[EXERCISE INPUTS — start]

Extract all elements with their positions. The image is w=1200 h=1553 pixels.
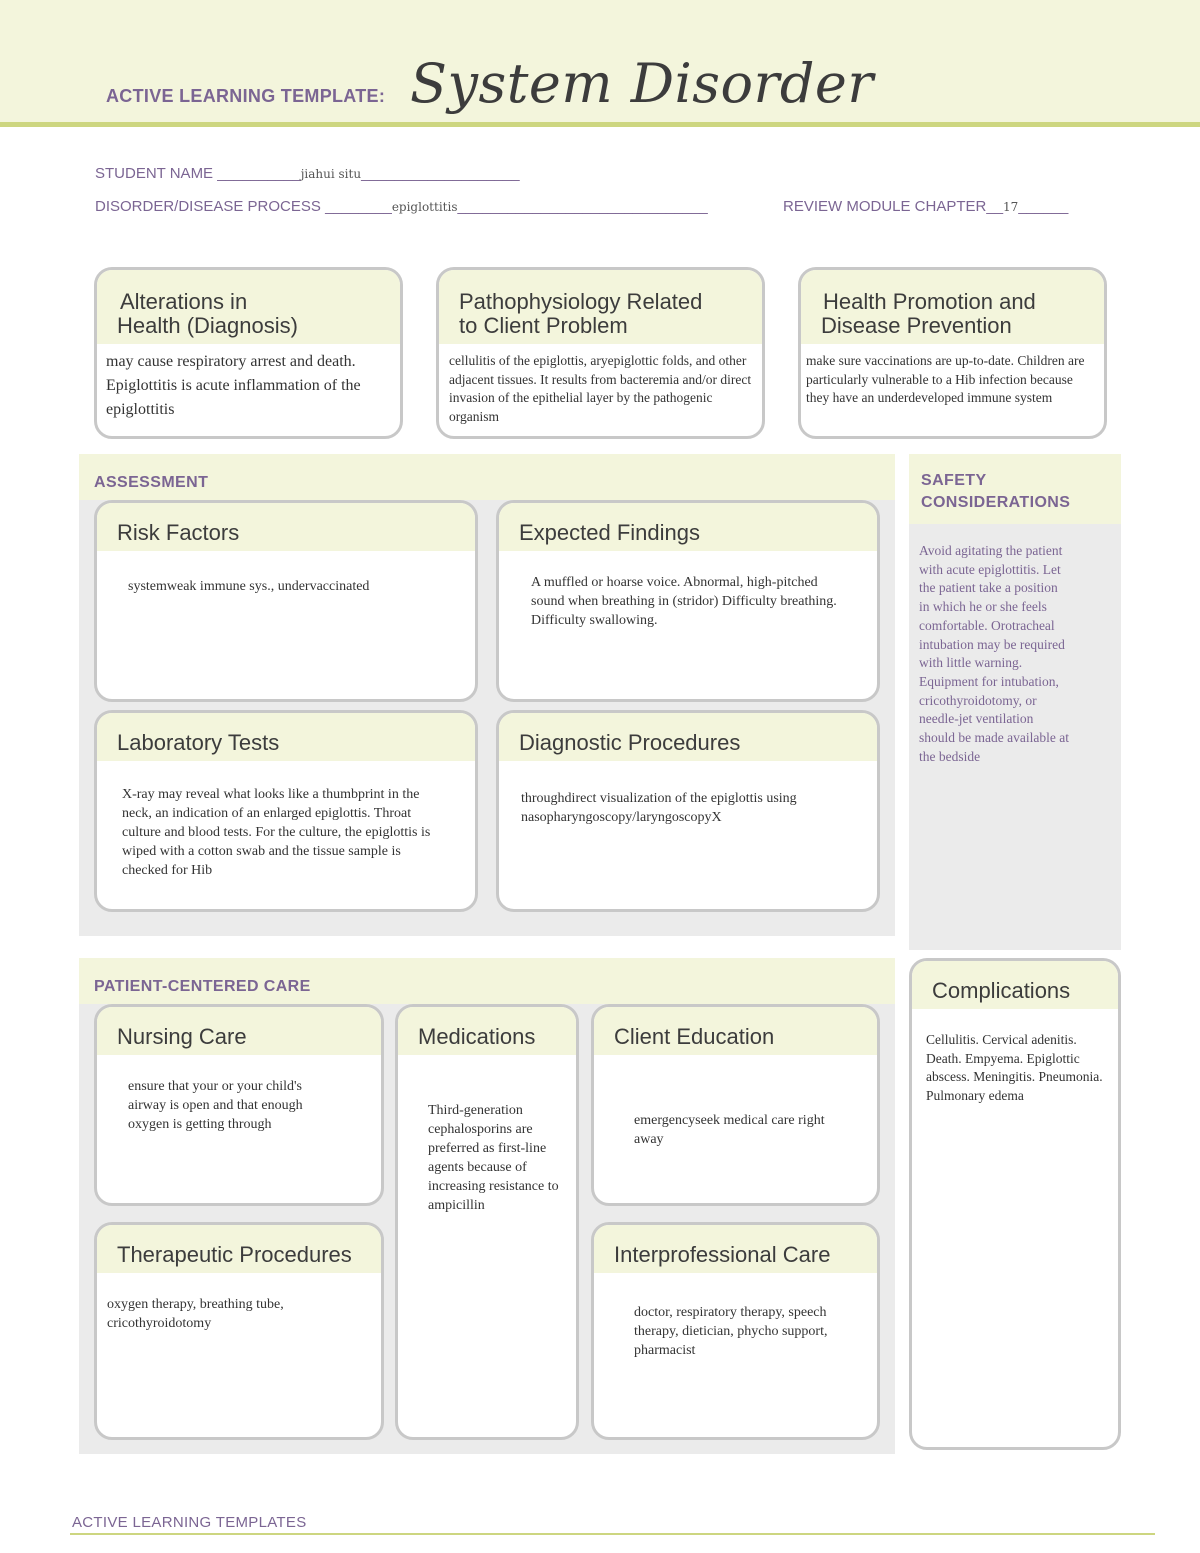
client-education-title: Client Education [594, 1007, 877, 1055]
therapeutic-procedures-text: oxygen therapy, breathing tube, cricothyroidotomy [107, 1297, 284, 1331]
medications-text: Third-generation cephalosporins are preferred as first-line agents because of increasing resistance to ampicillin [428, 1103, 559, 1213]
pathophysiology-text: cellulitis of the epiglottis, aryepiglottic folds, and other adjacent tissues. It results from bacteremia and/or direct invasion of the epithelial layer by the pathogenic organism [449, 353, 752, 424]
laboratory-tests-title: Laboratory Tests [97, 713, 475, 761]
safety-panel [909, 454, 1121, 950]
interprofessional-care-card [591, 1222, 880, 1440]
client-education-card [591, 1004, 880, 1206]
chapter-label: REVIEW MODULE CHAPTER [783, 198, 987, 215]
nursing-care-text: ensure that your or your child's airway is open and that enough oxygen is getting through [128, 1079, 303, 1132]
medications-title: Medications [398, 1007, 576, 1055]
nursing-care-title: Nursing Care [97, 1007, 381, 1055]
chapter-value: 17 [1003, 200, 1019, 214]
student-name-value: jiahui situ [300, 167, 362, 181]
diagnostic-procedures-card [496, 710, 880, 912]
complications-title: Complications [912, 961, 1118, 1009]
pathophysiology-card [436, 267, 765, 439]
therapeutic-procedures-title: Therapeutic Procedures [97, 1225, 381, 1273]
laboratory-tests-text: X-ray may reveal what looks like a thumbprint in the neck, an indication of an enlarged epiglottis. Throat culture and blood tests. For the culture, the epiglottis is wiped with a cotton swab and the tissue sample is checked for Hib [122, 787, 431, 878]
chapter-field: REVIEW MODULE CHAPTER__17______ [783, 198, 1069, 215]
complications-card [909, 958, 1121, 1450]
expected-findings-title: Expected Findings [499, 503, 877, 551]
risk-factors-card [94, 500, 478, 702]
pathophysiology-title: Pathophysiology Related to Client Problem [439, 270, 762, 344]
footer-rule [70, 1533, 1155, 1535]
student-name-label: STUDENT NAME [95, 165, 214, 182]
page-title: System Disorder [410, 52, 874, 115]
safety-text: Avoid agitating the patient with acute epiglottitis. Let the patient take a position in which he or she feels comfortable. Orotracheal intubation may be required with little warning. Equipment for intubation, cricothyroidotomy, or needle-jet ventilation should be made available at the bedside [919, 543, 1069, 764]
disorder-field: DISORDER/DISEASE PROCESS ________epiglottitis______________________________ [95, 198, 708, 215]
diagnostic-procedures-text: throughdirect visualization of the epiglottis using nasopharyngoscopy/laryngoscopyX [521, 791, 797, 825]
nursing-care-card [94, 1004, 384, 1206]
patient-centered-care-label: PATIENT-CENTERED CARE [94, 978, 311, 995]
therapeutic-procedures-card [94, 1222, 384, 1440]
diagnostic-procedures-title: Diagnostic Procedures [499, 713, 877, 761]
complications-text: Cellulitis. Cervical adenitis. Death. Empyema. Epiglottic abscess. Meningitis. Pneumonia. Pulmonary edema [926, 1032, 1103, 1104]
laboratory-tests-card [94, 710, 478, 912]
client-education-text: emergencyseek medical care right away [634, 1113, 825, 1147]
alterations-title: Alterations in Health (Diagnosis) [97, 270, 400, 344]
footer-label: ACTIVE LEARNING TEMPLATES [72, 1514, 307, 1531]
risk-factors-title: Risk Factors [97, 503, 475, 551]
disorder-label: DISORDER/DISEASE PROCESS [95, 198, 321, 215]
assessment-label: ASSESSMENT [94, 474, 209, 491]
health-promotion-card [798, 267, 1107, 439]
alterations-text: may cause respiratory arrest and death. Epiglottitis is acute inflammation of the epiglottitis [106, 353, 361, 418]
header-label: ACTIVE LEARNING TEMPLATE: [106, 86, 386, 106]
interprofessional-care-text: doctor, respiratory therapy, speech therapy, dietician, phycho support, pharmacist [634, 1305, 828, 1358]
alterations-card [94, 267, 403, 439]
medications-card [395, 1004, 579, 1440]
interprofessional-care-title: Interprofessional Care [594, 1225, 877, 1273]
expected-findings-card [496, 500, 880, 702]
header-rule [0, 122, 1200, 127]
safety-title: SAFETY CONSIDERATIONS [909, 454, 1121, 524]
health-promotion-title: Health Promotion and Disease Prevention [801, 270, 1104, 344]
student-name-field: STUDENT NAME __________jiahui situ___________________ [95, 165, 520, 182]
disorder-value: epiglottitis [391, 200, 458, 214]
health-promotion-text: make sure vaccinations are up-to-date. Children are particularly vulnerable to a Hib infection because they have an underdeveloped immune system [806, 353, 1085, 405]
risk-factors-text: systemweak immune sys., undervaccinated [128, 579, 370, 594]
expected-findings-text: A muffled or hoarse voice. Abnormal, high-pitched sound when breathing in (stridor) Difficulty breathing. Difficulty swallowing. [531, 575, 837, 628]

[EXERCISE INPUTS — finish]

DESCRIPTION OF THE TASK –
Every entry is to be transcribed exactly, but the pictures are to be left out.

REPLY TO THE TASK –
Extract all elements with their positions. The image is w=1200 h=1553 pixels.
client-education-title: Client Education [594, 1007, 877, 1055]
therapeutic-procedures-text: oxygen therapy, breathing tube, cricothyroidotomy [107, 1297, 284, 1331]
medications-text: Third-generation cephalosporins are preferred as first-line agents because of increasing resistance to ampicillin [428, 1103, 559, 1213]
pathophysiology-text: cellulitis of the epiglottis, aryepiglottic folds, and other adjacent tissues. It results from bacteremia and/or direct invasion of the epithelial layer by the pathogenic organism [449, 353, 752, 424]
laboratory-tests-title: Laboratory Tests [97, 713, 475, 761]
safety-panel [909, 454, 1121, 950]
interprofessional-care-card [591, 1222, 880, 1440]
client-education-card [591, 1004, 880, 1206]
chapter-label: REVIEW MODULE CHAPTER [783, 198, 987, 215]
nursing-care-text: ensure that your or your child's airway is open and that enough oxygen is getting through [128, 1079, 303, 1132]
medications-title: Medications [398, 1007, 576, 1055]
nursing-care-title: Nursing Care [97, 1007, 381, 1055]
chapter-value: 17 [1003, 200, 1019, 214]
student-name-value: jiahui situ [300, 167, 362, 181]
diagnostic-procedures-card [496, 710, 880, 912]
complications-title: Complications [912, 961, 1118, 1009]
pathophysiology-card [436, 267, 765, 439]
therapeutic-procedures-title: Therapeutic Procedures [97, 1225, 381, 1273]
laboratory-tests-text: X-ray may reveal what looks like a thumbprint in the neck, an indication of an enlarged epiglottis. Throat culture and blood tests. For the culture, the epiglottis is wiped with a cotton swab and the tissue sample is checked for Hib [122, 787, 431, 878]
chapter-field: REVIEW MODULE CHAPTER__17______ [783, 198, 1069, 215]
complications-card [909, 958, 1121, 1450]
expected-findings-title: Expected Findings [499, 503, 877, 551]
risk-factors-card [94, 500, 478, 702]
pathophysiology-title: Pathophysiology Related to Client Problem [439, 270, 762, 344]
footer-rule [70, 1533, 1155, 1535]
student-name-label: STUDENT NAME [95, 165, 214, 182]
page-title: System Disorder [410, 52, 874, 115]
safety-text: Avoid agitating the patient with acute epiglottitis. Let the patient take a position in which he or she feels comfortable. Orotracheal intubation may be required with little warning. Equipment for intubation, cricothyroidotomy, or needle-jet ventilation should be made available at the bedside [919, 543, 1069, 764]
disorder-field: DISORDER/DISEASE PROCESS ________epiglottitis______________________________ [95, 198, 708, 215]
diagnostic-procedures-text: throughdirect visualization of the epiglottis using nasopharyngoscopy/laryngoscopyX [521, 791, 797, 825]
nursing-care-card [94, 1004, 384, 1206]
patient-centered-care-label: PATIENT-CENTERED CARE [94, 978, 311, 995]
therapeutic-procedures-card [94, 1222, 384, 1440]
diagnostic-procedures-title: Diagnostic Procedures [499, 713, 877, 761]
complications-text: Cellulitis. Cervical adenitis. Death. Empyema. Epiglottic abscess. Meningitis. Pneumonia. Pulmonary edema [926, 1032, 1103, 1104]
laboratory-tests-card [94, 710, 478, 912]
client-education-text: emergencyseek medical care right away [634, 1113, 825, 1147]
alterations-title: Alterations in Health (Diagnosis) [97, 270, 400, 344]
footer-label: ACTIVE LEARNING TEMPLATES [72, 1514, 307, 1531]
risk-factors-title: Risk Factors [97, 503, 475, 551]
disorder-label: DISORDER/DISEASE PROCESS [95, 198, 321, 215]
assessment-label: ASSESSMENT [94, 474, 209, 491]
health-promotion-card [798, 267, 1107, 439]
alterations-text: may cause respiratory arrest and death. Epiglottitis is acute inflammation of the epiglottitis [106, 353, 361, 418]
header-label: ACTIVE LEARNING TEMPLATE: [106, 86, 386, 106]
interprofessional-care-text: doctor, respiratory therapy, speech therapy, dietician, phycho support, pharmacist [634, 1305, 828, 1358]
alterations-card [94, 267, 403, 439]
medications-card [395, 1004, 579, 1440]
interprofessional-care-title: Interprofessional Care [594, 1225, 877, 1273]
expected-findings-card [496, 500, 880, 702]
header-rule [0, 122, 1200, 127]
safety-title: SAFETY CONSIDERATIONS [909, 454, 1121, 524]
health-promotion-title: Health Promotion and Disease Prevention [801, 270, 1104, 344]
student-name-field: STUDENT NAME __________jiahui situ___________________ [95, 165, 520, 182]
disorder-value: epiglottitis [391, 200, 458, 214]
health-promotion-text: make sure vaccinations are up-to-date. Children are particularly vulnerable to a Hib infection because they have an underdeveloped immune system [806, 353, 1085, 405]
risk-factors-text: systemweak immune sys., undervaccinated [128, 579, 370, 594]
expected-findings-text: A muffled or hoarse voice. Abnormal, high-pitched sound when breathing in (stridor) Difficulty breathing. Difficulty swallowing. [531, 575, 837, 628]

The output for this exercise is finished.